▸ **Records for processing**
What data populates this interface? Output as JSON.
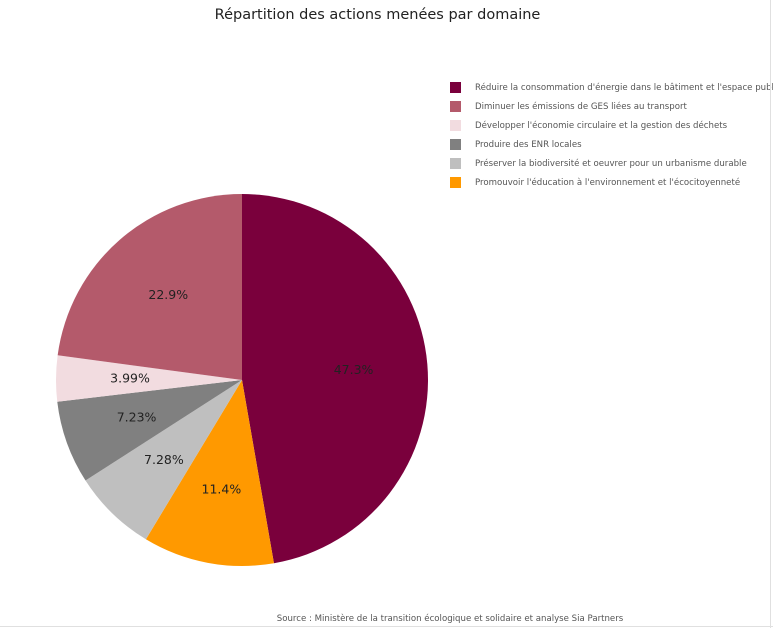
{
  "chart_data": {
    "type": "pie",
    "title": "Répartition des actions menées par domaine",
    "labels": [
      "Réduire la consommation d'énergie dans le bâtiment et l'espace public",
      "Promouvoir l'éducation à l'environnement et l'écocitoyenneté",
      "Préserver la biodiversité et oeuvrer pour un urbanisme durable",
      "Produire des ENR locales",
      "Développer l'économie circulaire et la gestion des déchets",
      "Diminuer les émissions de GES liées au transport"
    ],
    "values": [
      47.3,
      11.4,
      7.28,
      7.23,
      3.99,
      22.9
    ],
    "value_labels": [
      "47.3%",
      "11.4%",
      "7.28%",
      "7.23%",
      "3.99%",
      "22.9%"
    ],
    "colors": [
      "#7a003c",
      "#ff9900",
      "#bfbfbf",
      "#808080",
      "#f2dce0",
      "#b45a6b"
    ],
    "legend": {
      "placement": "top-right",
      "items": [
        {
          "label": "Réduire la consommation d'énergie dans le bâtiment et l'espace public",
          "color": "#7a003c"
        },
        {
          "label": "Diminuer les émissions de GES liées au transport",
          "color": "#b45a6b"
        },
        {
          "label": "Développer l'économie circulaire et la gestion des déchets",
          "color": "#f2dce0"
        },
        {
          "label": "Produire des ENR locales",
          "color": "#808080"
        },
        {
          "label": "Préserver la biodiversité et oeuvrer pour un urbanisme durable",
          "color": "#bfbfbf"
        },
        {
          "label": "Promouvoir l'éducation à l'environnement et l'écocitoyenneté",
          "color": "#ff9900"
        }
      ]
    },
    "direction": "clockwise",
    "start": "top"
  },
  "source": "Source : Ministère de la transition écologique et solidaire et analyse Sia Partners"
}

▸ **Work to do**
Give every record back exactly as it reads, with no images.

▸ **Expected output**
What data populates this interface? Output as JSON.
{
  "chart_data": {
    "type": "pie",
    "title": "Répartition des actions menées par domaine",
    "labels": [
      "Réduire la consommation d'énergie dans le bâtiment et l'espace public",
      "Promouvoir l'éducation à l'environnement et l'écocitoyenneté",
      "Préserver la biodiversité et oeuvrer pour un urbanisme durable",
      "Produire des ENR locales",
      "Développer l'économie circulaire et la gestion des déchets",
      "Diminuer les émissions de GES liées au transport"
    ],
    "values": [
      47.3,
      11.4,
      7.28,
      7.23,
      3.99,
      22.9
    ],
    "value_labels": [
      "47.3%",
      "11.4%",
      "7.28%",
      "7.23%",
      "3.99%",
      "22.9%"
    ],
    "colors": [
      "#7a003c",
      "#ff9900",
      "#bfbfbf",
      "#808080",
      "#f2dce0",
      "#b45a6b"
    ],
    "legend": {
      "placement": "top-right",
      "items": [
        {
          "label": "Réduire la consommation d'énergie dans le bâtiment et l'espace public",
          "color": "#7a003c"
        },
        {
          "label": "Diminuer les émissions de GES liées au transport",
          "color": "#b45a6b"
        },
        {
          "label": "Développer l'économie circulaire et la gestion des déchets",
          "color": "#f2dce0"
        },
        {
          "label": "Produire des ENR locales",
          "color": "#808080"
        },
        {
          "label": "Préserver la biodiversité et oeuvrer pour un urbanisme durable",
          "color": "#bfbfbf"
        },
        {
          "label": "Promouvoir l'éducation à l'environnement et l'écocitoyenneté",
          "color": "#ff9900"
        }
      ]
    },
    "direction": "clockwise",
    "start": "top"
  },
  "source": "Source : Ministère de la transition écologique et solidaire et analyse Sia Partners"
}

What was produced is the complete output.